(Source records)
———

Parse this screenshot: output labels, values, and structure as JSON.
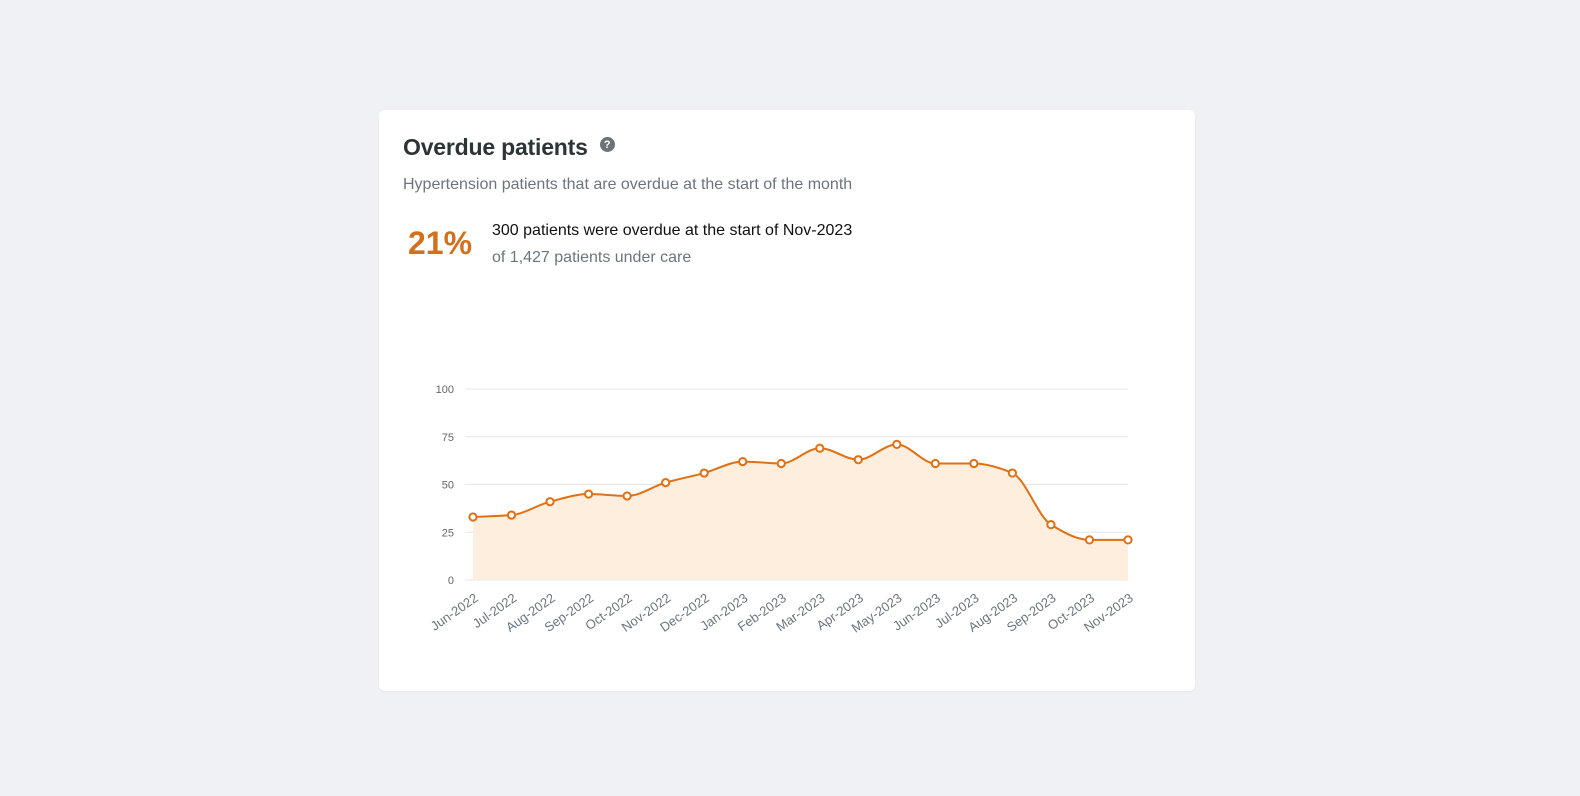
{
  "card": {
    "title": "Overdue patients",
    "help_icon": "?",
    "subtitle": "Hypertension patients that are overdue at the start of the month",
    "kpi_value": "21%",
    "summary": "300 patients were overdue at the start of Nov-2023",
    "care_line": "of 1,427 patients under care"
  },
  "colors": {
    "accent": "#e07014",
    "kpi_text": "#d1711f",
    "area_fill": "#fdeedd",
    "grid": "#e6e6e6"
  },
  "chart_data": {
    "type": "area",
    "title": "",
    "xlabel": "",
    "ylabel": "",
    "ylim": [
      0,
      100
    ],
    "yticks": [
      0,
      25,
      50,
      75,
      100
    ],
    "grid": true,
    "categories": [
      "Jun-2022",
      "Jul-2022",
      "Aug-2022",
      "Sep-2022",
      "Oct-2022",
      "Nov-2022",
      "Dec-2022",
      "Jan-2023",
      "Feb-2023",
      "Mar-2023",
      "Apr-2023",
      "May-2023",
      "Jun-2023",
      "Jul-2023",
      "Aug-2023",
      "Sep-2023",
      "Oct-2023",
      "Nov-2023"
    ],
    "series": [
      {
        "values": [
          33,
          34,
          41,
          45,
          44,
          51,
          56,
          62,
          61,
          69,
          63,
          71,
          61,
          61,
          56,
          29,
          21,
          21
        ]
      }
    ]
  }
}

———

Omit the images and transcribe all of the records above word for word.

OUTPUT:
Parse this screenshot: output labels, values, and structure as JSON.
{
  "card": {
    "title": "Overdue patients",
    "help_icon": "?",
    "subtitle": "Hypertension patients that are overdue at the start of the month",
    "kpi_value": "21%",
    "summary": "300 patients were overdue at the start of Nov-2023",
    "care_line": "of 1,427 patients under care"
  },
  "colors": {
    "accent": "#e07014",
    "kpi_text": "#d1711f",
    "area_fill": "#fdeedd",
    "grid": "#e6e6e6"
  },
  "chart_data": {
    "type": "area",
    "title": "",
    "xlabel": "",
    "ylabel": "",
    "ylim": [
      0,
      100
    ],
    "yticks": [
      0,
      25,
      50,
      75,
      100
    ],
    "grid": true,
    "categories": [
      "Jun-2022",
      "Jul-2022",
      "Aug-2022",
      "Sep-2022",
      "Oct-2022",
      "Nov-2022",
      "Dec-2022",
      "Jan-2023",
      "Feb-2023",
      "Mar-2023",
      "Apr-2023",
      "May-2023",
      "Jun-2023",
      "Jul-2023",
      "Aug-2023",
      "Sep-2023",
      "Oct-2023",
      "Nov-2023"
    ],
    "series": [
      {
        "values": [
          33,
          34,
          41,
          45,
          44,
          51,
          56,
          62,
          61,
          69,
          63,
          71,
          61,
          61,
          56,
          29,
          21,
          21
        ]
      }
    ]
  }
}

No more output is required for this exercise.